= EXTRACT TO READ =
Assessment Launch
Global Cash Crop Inquiry: Poster Project
📚 Learning Intentions
- Deconstruct the assessment brief and marking rubric to understand success criteria.
- Select a global cash crop (e.g., Coffee, Cocoa, Palm Oil) for focused study.
- Gather foundational data on crop origin and production processes.
✅ Success Criteria
- I have selected my crop and had it approved by the Kaiako.
- I can find and record at least three different reliable sources for my inquiry.
- I have completed the "Section A" research notes in my guide.
👩🏫 Teaching Instructions
The "Launch" phase is about enthusiasm and clarity. Use the Gallery Walk to show previous examples of high-quality posters to set the bar high.
Project images of several global commodities. Ask: "Which of these is grown for money, and which for survival?" (Cash vs Staple).
Crop Selection: Use a shared spreadsheet or physical wall to track selections to ensure a diverse range across the class.
Source Check: Circulate and check the quality of websites students are using. Redirect them away from Wikipedia towards NGO/Industry reports.
🚀 Haerenga Ako (Lesson Flow)

= THE DATA =
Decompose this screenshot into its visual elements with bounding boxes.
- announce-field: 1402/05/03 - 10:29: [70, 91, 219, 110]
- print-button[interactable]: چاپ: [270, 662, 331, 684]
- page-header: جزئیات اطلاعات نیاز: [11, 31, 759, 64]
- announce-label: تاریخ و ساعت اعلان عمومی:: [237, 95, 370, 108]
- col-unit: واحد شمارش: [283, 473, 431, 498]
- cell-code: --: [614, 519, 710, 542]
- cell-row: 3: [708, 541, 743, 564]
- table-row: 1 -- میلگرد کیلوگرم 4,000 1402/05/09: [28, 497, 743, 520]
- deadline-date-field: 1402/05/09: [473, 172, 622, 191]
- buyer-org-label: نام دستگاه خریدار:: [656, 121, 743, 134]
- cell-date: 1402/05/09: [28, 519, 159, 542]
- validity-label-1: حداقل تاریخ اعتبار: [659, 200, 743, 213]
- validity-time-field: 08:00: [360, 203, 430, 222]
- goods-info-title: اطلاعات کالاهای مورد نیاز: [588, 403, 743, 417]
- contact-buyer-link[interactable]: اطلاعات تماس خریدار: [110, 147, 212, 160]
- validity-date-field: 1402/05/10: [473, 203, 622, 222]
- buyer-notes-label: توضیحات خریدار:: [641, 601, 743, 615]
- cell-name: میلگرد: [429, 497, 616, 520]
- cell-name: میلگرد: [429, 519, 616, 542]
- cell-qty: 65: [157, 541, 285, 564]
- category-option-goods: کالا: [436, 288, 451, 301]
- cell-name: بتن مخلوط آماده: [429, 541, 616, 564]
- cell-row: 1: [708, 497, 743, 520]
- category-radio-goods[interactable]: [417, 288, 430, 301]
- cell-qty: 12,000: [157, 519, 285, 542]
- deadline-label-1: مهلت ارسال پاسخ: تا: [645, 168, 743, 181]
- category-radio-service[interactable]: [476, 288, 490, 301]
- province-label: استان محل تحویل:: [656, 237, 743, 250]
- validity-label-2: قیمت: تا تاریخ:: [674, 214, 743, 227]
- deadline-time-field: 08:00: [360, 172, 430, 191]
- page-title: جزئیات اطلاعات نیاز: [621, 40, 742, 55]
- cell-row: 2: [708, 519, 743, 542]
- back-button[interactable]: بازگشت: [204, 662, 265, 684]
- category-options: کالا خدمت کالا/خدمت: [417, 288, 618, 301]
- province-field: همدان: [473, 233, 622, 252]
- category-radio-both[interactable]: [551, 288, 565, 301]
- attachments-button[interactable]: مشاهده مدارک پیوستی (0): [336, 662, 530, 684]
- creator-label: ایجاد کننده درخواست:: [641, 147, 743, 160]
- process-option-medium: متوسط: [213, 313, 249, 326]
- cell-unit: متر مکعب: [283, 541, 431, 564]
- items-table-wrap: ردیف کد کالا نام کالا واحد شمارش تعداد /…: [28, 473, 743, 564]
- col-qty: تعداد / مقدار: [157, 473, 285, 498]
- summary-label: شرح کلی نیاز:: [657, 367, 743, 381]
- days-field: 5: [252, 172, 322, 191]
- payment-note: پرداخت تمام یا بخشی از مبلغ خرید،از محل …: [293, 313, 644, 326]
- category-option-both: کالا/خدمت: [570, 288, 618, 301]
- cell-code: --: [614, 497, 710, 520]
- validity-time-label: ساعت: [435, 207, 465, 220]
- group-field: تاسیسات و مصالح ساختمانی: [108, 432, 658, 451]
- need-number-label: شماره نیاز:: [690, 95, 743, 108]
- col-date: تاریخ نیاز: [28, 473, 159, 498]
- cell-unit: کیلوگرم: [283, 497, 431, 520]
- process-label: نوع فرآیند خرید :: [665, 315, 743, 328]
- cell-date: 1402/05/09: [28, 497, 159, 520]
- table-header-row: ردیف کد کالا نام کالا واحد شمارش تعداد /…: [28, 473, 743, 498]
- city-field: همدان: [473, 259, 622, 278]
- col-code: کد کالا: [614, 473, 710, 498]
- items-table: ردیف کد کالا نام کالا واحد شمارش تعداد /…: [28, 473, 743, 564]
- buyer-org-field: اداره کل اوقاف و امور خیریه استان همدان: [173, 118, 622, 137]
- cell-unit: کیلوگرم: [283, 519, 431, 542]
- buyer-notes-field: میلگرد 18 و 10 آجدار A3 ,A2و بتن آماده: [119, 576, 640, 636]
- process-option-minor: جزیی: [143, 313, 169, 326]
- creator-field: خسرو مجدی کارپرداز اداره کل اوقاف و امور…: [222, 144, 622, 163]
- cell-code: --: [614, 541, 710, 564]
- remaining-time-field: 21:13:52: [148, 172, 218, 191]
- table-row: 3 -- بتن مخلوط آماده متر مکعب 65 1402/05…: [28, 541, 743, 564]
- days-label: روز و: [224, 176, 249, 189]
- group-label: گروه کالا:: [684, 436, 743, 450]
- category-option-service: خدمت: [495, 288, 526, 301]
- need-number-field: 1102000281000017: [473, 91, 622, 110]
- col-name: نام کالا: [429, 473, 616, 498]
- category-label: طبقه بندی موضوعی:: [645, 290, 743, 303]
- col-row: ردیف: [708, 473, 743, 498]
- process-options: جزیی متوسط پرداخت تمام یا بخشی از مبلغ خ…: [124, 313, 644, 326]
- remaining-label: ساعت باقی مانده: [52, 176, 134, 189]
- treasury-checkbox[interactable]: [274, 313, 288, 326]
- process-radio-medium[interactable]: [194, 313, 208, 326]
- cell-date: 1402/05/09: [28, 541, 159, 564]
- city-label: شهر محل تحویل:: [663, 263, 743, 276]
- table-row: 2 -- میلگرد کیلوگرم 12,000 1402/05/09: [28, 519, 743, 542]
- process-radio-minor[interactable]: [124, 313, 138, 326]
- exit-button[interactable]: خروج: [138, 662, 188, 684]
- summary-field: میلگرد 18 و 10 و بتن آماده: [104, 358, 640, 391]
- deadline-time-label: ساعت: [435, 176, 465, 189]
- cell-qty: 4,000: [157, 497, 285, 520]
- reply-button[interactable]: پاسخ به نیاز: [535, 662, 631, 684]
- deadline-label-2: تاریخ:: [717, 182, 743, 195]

= PROBLEM =
Say whether each statement agrees with the cash crop assessment launch text above, answering yes or no and quoting the deciding words of the text: (a) Students need at least three different reliable sources for their inquiry. (b) Teachers should steer students toward Wikipedia for their research. (c) Crop selections are tracked to make sure the class covers a diverse range.

= ANSWER BELOW =
(a) Yes: "I can find and record at least three different reliable sources for my inquiry."
(b) No: "Redirect them away from Wikipedia towards NGO/Industry reports."
(c) Yes: "Use a shared spreadsheet or physical wall to track selections to ensure a diverse range across the class."